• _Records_

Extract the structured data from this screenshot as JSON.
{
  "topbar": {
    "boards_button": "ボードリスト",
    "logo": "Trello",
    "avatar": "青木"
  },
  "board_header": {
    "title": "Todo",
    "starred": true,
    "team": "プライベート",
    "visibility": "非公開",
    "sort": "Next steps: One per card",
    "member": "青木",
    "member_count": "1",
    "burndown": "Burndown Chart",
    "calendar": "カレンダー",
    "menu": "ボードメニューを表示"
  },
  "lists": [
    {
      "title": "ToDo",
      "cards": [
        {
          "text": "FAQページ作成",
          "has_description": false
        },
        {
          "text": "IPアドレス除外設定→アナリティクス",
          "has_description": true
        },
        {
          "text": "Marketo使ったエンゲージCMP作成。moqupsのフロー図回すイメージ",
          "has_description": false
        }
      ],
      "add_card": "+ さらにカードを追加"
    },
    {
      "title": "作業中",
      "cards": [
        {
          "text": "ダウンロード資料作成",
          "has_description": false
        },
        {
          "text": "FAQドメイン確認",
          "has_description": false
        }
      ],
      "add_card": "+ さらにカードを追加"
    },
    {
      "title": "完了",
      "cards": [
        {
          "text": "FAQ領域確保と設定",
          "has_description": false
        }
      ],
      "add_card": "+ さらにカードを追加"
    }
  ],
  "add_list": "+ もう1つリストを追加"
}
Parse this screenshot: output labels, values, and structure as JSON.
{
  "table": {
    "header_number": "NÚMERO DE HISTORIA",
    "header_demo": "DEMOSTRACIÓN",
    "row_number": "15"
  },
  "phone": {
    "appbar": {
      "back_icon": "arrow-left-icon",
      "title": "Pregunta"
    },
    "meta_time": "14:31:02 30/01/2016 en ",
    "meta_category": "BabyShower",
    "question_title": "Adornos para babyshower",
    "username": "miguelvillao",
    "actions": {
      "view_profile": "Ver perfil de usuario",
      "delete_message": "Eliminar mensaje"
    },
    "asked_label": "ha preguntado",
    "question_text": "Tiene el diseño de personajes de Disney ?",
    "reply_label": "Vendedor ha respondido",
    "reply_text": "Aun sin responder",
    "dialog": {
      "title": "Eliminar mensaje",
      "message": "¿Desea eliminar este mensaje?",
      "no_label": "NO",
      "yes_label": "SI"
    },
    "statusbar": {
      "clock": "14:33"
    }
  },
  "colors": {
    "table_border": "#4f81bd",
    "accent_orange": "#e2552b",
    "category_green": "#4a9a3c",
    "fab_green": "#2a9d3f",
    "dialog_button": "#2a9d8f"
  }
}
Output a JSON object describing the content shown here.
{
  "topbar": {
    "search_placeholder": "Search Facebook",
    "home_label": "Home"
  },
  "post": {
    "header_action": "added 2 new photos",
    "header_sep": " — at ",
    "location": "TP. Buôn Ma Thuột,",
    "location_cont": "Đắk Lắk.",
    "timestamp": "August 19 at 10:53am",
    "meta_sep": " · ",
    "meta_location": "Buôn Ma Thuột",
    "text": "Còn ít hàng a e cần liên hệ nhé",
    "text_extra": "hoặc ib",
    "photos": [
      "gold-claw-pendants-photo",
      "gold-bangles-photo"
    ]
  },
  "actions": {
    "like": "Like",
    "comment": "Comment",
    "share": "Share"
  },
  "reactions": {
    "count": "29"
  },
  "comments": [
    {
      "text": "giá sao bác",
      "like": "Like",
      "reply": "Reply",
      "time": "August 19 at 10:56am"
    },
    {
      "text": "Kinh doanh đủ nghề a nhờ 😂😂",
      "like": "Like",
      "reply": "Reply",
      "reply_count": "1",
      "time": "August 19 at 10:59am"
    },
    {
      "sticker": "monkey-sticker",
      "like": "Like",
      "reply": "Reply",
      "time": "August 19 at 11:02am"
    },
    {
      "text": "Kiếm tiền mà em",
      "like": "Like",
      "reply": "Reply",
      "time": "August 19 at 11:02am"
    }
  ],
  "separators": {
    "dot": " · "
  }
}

• _EXERCISE DESCRIPTION_
Where a line in the material contains "August", copy that line.

• _OUTPUT BELOW_
    "timestamp": "August 19 at 10:53am",
      "time": "August 19 at 10:56am"
      "time": "August 19 at 10:59am"
      "time": "August 19 at 11:02am"
      "time": "August 19 at 11:02am"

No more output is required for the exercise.